SHORT EXERCISE - Transcribe the listing below word for word.

---- DATA TO PROCESS

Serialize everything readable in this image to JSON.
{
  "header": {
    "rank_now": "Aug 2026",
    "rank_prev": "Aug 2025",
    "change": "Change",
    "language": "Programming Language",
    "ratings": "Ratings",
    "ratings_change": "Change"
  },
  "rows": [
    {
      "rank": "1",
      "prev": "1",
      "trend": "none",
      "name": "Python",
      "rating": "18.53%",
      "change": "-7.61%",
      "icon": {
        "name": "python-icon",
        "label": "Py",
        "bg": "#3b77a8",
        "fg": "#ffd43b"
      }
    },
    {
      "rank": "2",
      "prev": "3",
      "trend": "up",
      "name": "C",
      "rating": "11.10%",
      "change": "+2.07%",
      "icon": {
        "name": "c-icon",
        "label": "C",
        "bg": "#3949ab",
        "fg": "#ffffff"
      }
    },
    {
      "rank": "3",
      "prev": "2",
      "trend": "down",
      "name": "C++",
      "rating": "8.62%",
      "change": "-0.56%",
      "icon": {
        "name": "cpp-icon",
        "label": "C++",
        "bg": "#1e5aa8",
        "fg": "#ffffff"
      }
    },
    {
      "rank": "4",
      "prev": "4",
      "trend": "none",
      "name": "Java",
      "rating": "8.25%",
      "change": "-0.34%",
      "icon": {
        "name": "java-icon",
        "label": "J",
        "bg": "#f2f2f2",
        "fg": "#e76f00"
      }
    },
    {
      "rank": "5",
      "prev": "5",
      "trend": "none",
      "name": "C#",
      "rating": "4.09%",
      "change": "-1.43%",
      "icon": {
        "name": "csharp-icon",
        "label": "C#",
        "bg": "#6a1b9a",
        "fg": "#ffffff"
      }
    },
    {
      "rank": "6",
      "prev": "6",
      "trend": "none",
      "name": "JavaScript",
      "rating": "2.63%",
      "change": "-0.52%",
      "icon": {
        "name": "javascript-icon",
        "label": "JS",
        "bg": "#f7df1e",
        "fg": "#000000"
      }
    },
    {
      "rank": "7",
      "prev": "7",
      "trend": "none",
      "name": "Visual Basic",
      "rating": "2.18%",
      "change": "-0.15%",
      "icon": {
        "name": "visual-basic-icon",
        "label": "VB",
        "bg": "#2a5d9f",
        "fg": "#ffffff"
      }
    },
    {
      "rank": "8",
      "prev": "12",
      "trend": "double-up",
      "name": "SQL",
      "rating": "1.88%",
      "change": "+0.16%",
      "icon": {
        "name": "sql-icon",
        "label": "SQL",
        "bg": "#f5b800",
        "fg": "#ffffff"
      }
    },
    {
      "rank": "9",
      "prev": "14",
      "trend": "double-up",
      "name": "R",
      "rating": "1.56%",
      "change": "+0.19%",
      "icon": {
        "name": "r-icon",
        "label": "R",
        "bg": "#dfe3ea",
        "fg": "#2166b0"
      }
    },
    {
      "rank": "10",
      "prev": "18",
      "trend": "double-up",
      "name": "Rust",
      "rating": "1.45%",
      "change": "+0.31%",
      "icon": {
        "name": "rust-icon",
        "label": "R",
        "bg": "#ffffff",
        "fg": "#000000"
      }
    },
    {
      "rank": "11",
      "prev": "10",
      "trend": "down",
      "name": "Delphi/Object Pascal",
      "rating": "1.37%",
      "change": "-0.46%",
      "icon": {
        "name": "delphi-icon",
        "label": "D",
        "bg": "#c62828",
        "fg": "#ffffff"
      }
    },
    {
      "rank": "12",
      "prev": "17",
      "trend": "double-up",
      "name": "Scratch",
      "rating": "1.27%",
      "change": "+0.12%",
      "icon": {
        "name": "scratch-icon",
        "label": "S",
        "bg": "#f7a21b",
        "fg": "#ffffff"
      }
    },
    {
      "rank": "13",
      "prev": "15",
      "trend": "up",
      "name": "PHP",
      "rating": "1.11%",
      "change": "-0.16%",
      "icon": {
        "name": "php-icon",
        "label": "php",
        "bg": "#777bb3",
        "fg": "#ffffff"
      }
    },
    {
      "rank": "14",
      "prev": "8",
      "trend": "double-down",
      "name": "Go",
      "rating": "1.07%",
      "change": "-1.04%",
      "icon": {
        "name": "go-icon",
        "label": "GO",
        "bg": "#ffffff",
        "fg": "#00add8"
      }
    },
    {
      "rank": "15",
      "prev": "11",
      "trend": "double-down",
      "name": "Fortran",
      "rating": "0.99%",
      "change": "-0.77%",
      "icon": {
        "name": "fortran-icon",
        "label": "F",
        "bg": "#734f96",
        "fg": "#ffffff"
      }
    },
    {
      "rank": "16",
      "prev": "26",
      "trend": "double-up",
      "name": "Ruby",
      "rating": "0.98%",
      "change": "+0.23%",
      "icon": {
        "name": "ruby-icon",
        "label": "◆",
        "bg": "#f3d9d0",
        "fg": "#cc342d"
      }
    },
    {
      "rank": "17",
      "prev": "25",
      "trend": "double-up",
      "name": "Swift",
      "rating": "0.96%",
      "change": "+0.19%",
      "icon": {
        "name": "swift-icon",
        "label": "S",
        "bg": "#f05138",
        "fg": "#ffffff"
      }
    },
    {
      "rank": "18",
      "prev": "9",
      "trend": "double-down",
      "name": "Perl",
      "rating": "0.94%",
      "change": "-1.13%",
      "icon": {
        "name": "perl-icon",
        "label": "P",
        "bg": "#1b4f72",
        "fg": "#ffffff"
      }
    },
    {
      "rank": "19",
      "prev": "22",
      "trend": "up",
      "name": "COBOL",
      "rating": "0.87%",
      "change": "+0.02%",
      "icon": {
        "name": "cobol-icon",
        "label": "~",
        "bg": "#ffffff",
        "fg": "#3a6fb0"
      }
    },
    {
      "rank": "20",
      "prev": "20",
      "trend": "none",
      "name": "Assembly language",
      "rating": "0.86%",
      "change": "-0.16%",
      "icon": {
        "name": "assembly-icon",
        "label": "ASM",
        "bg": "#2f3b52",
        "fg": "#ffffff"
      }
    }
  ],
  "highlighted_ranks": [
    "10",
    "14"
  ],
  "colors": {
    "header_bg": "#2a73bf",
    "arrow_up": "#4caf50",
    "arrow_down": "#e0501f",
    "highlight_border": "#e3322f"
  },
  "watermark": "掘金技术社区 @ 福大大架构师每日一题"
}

--------

PROBLEM SOLUTION -
Serialize everything readable in this image to JSON.
{
  "header": {
    "rank_now": "Aug 2026",
    "rank_prev": "Aug 2025",
    "change": "Change",
    "language": "Programming Language",
    "ratings": "Ratings",
    "ratings_change": "Change"
  },
  "rows": [
    {
      "rank": "1",
      "prev": "1",
      "trend": "none",
      "name": "Python",
      "rating": "18.53%",
      "change": "-7.61%",
      "icon": {
        "name": "python-icon",
        "label": "Py",
        "bg": "#3b77a8",
        "fg": "#ffd43b"
      }
    },
    {
      "rank": "2",
      "prev": "3",
      "trend": "up",
      "name": "C",
      "rating": "11.10%",
      "change": "+2.07%",
      "icon": {
        "name": "c-icon",
        "label": "C",
        "bg": "#3949ab",
        "fg": "#ffffff"
      }
    },
    {
      "rank": "3",
      "prev": "2",
      "trend": "down",
      "name": "C++",
      "rating": "8.62%",
      "change": "-0.56%",
      "icon": {
        "name": "cpp-icon",
        "label": "C++",
        "bg": "#1e5aa8",
        "fg": "#ffffff"
      }
    },
    {
      "rank": "4",
      "prev": "4",
      "trend": "none",
      "name": "Java",
      "rating": "8.25%",
      "change": "-0.34%",
      "icon": {
        "name": "java-icon",
        "label": "J",
        "bg": "#f2f2f2",
        "fg": "#e76f00"
      }
    },
    {
      "rank": "5",
      "prev": "5",
      "trend": "none",
      "name": "C#",
      "rating": "4.09%",
      "change": "-1.43%",
      "icon": {
        "name": "csharp-icon",
        "label": "C#",
        "bg": "#6a1b9a",
        "fg": "#ffffff"
      }
    },
    {
      "rank": "6",
      "prev": "6",
      "trend": "none",
      "name": "JavaScript",
      "rating": "2.63%",
      "change": "-0.52%",
      "icon": {
        "name": "javascript-icon",
        "label": "JS",
        "bg": "#f7df1e",
        "fg": "#000000"
      }
    },
    {
      "rank": "7",
      "prev": "7",
      "trend": "none",
      "name": "Visual Basic",
      "rating": "2.18%",
      "change": "-0.15%",
      "icon": {
        "name": "visual-basic-icon",
        "label": "VB",
        "bg": "#2a5d9f",
        "fg": "#ffffff"
      }
    },
    {
      "rank": "8",
      "prev": "12",
      "trend": "double-up",
      "name": "SQL",
      "rating": "1.88%",
      "change": "+0.16%",
      "icon": {
        "name": "sql-icon",
        "label": "SQL",
        "bg": "#f5b800",
        "fg": "#ffffff"
      }
    },
    {
      "rank": "9",
      "prev": "14",
      "trend": "double-up",
      "name": "R",
      "rating": "1.56%",
      "change": "+0.19%",
      "icon": {
        "name": "r-icon",
        "label": "R",
        "bg": "#dfe3ea",
        "fg": "#2166b0"
      }
    },
    {
      "rank": "10",
      "prev": "18",
      "trend": "double-up",
      "name": "Rust",
      "rating": "1.45%",
      "change": "+0.31%",
      "icon": {
        "name": "rust-icon",
        "label": "R",
        "bg": "#ffffff",
        "fg": "#000000"
      }
    },
    {
      "rank": "11",
      "prev": "10",
      "trend": "down",
      "name": "Delphi/Object Pascal",
      "rating": "1.37%",
      "change": "-0.46%",
      "icon": {
        "name": "delphi-icon",
        "label": "D",
        "bg": "#c62828",
        "fg": "#ffffff"
      }
    },
    {
      "rank": "12",
      "prev": "17",
      "trend": "double-up",
      "name": "Scratch",
      "rating": "1.27%",
      "change": "+0.12%",
      "icon": {
        "name": "scratch-icon",
        "label": "S",
        "bg": "#f7a21b",
        "fg": "#ffffff"
      }
    },
    {
      "rank": "13",
      "prev": "15",
      "trend": "up",
      "name": "PHP",
      "rating": "1.11%",
      "change": "-0.16%",
      "icon": {
        "name": "php-icon",
        "label": "php",
        "bg": "#777bb3",
        "fg": "#ffffff"
      }
    },
    {
      "rank": "14",
      "prev": "8",
      "trend": "double-down",
      "name": "Go",
      "rating": "1.07%",
      "change": "-1.04%",
      "icon": {
        "name": "go-icon",
        "label": "GO",
        "bg": "#ffffff",
        "fg": "#00add8"
      }
    },
    {
      "rank": "15",
      "prev": "11",
      "trend": "double-down",
      "name": "Fortran",
      "rating": "0.99%",
      "change": "-0.77%",
      "icon": {
        "name": "fortran-icon",
        "label": "F",
        "bg": "#734f96",
        "fg": "#ffffff"
      }
    },
    {
      "rank": "16",
      "prev": "26",
      "trend": "double-up",
      "name": "Ruby",
      "rating": "0.98%",
      "change": "+0.23%",
      "icon": {
        "name": "ruby-icon",
        "label": "◆",
        "bg": "#f3d9d0",
        "fg": "#cc342d"
      }
    },
    {
      "rank": "17",
      "prev": "25",
      "trend": "double-up",
      "name": "Swift",
      "rating": "0.96%",
      "change": "+0.19%",
      "icon": {
        "name": "swift-icon",
        "label": "S",
        "bg": "#f05138",
        "fg": "#ffffff"
      }
    },
    {
      "rank": "18",
      "prev": "9",
      "trend": "double-down",
      "name": "Perl",
      "rating": "0.94%",
      "change": "-1.13%",
      "icon": {
        "name": "perl-icon",
        "label": "P",
        "bg": "#1b4f72",
        "fg": "#ffffff"
      }
    },
    {
      "rank": "19",
      "prev": "22",
      "trend": "up",
      "name": "COBOL",
      "rating": "0.87%",
      "change": "+0.02%",
      "icon": {
        "name": "cobol-icon",
        "label": "~",
        "bg": "#ffffff",
        "fg": "#3a6fb0"
      }
    },
    {
      "rank": "20",
      "prev": "20",
      "trend": "none",
      "name": "Assembly language",
      "rating": "0.86%",
      "change": "-0.16%",
      "icon": {
        "name": "assembly-icon",
        "label": "ASM",
        "bg": "#2f3b52",
        "fg": "#ffffff"
      }
    }
  ],
  "highlighted_ranks": [
    "10",
    "14"
  ],
  "colors": {
    "header_bg": "#2a73bf",
    "arrow_up": "#4caf50",
    "arrow_down": "#e0501f",
    "highlight_border": "#e3322f"
  },
  "watermark": "掘金技术社区 @ 福大大架构师每日一题"
}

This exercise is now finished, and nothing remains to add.